= THE PROBLEM =
Pick out each line with the word "content" from the material that follows.

= Entries taken from a collection =
============

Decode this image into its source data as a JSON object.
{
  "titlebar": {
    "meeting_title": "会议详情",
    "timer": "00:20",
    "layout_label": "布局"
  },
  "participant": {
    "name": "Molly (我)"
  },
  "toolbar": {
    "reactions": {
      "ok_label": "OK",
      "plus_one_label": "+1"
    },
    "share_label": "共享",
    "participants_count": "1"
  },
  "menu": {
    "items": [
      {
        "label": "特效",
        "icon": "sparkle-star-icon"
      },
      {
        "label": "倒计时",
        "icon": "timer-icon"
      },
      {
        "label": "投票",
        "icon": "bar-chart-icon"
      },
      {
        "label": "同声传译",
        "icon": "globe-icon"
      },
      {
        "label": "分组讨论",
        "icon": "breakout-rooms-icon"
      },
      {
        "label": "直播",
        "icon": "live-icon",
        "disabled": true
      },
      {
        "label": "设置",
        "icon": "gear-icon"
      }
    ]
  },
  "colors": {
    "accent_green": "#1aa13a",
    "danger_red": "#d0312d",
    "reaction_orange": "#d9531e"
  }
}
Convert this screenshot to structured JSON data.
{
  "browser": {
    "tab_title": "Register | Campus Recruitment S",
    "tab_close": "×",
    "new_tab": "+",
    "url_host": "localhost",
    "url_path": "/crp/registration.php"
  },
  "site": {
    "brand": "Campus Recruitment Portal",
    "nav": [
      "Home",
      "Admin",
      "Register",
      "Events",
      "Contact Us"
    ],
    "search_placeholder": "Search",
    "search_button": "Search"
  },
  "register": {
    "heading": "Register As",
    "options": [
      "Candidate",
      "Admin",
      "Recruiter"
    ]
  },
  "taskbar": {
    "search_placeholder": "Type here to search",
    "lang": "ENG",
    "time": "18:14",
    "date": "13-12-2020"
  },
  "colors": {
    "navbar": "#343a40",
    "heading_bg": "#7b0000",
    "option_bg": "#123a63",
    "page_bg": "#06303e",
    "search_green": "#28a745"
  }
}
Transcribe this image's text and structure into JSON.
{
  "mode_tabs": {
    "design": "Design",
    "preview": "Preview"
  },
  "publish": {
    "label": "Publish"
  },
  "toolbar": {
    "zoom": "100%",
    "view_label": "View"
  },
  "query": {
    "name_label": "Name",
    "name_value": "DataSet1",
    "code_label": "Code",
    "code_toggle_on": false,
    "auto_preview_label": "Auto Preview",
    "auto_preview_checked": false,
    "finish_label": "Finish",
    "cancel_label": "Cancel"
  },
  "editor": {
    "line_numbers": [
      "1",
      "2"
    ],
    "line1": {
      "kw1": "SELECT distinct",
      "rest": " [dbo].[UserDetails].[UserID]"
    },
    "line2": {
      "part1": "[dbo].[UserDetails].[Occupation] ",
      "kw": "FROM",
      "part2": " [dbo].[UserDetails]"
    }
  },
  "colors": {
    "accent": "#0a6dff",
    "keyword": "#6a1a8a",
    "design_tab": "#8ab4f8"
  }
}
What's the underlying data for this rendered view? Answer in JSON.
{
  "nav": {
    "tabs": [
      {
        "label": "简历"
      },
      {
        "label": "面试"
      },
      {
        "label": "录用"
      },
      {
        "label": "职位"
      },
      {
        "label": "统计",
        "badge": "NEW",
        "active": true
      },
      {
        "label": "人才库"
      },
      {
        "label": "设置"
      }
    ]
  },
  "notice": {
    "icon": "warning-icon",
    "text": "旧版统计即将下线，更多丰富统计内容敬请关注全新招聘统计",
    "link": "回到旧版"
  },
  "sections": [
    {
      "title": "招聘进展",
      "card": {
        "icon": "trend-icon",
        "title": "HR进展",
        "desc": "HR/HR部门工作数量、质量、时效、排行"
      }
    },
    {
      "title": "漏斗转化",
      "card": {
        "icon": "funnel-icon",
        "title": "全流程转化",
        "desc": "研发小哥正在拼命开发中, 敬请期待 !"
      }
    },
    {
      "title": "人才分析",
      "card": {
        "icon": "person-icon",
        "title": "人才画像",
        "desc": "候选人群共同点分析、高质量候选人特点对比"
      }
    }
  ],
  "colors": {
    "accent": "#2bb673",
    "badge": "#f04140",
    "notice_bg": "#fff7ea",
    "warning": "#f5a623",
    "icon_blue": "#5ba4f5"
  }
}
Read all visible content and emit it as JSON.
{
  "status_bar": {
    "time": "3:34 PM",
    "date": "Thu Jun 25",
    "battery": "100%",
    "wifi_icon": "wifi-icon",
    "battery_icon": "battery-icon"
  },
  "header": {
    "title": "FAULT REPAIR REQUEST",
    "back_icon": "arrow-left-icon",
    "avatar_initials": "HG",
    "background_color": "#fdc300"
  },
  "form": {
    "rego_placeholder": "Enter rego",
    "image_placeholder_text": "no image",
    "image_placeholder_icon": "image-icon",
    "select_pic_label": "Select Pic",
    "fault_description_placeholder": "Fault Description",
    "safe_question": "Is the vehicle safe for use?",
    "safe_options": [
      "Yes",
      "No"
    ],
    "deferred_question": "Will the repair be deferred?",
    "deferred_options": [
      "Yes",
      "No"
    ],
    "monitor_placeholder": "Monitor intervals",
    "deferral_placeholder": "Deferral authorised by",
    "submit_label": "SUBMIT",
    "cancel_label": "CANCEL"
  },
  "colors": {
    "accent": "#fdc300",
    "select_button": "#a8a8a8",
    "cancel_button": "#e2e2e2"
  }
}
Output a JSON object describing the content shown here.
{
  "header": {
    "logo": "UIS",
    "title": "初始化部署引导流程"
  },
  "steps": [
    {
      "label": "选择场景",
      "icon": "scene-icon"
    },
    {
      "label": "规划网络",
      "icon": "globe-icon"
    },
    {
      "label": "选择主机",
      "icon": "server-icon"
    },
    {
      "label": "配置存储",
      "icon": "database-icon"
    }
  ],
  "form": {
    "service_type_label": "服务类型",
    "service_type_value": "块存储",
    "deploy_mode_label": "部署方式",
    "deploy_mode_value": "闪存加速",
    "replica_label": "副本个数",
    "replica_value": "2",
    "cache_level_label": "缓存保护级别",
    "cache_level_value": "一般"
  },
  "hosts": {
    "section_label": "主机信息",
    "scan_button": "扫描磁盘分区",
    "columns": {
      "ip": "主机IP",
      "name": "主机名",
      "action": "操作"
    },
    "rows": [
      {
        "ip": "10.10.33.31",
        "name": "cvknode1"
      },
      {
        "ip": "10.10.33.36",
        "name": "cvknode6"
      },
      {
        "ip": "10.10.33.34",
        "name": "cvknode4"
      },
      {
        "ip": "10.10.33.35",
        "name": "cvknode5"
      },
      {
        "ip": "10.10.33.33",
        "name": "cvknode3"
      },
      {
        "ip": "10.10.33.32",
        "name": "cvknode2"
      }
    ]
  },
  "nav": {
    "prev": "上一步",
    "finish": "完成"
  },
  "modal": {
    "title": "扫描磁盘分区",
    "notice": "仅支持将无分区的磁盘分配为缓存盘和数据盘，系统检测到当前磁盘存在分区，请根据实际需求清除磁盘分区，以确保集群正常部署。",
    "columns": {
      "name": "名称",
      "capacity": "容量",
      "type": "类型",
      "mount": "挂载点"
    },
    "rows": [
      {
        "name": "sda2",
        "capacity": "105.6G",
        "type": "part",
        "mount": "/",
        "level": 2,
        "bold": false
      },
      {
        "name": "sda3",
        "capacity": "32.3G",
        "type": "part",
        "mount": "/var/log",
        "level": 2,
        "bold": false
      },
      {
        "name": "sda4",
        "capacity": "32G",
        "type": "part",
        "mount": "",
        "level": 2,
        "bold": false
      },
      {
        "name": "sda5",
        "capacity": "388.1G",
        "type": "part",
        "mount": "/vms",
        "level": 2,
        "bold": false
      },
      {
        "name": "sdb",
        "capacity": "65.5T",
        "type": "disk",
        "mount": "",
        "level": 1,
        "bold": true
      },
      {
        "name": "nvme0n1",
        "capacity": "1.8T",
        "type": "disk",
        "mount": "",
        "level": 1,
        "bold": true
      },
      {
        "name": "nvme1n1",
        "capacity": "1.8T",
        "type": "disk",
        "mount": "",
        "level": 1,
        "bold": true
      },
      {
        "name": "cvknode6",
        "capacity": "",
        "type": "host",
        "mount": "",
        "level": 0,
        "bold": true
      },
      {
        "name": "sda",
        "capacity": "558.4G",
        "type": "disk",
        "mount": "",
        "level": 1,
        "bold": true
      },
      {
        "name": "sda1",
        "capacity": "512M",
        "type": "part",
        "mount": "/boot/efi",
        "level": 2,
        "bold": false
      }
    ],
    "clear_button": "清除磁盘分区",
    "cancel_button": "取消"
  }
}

============

= RIGHT ANSWER =
Read all visible content and emit it as JSON.
Output a JSON object describing the content shown here.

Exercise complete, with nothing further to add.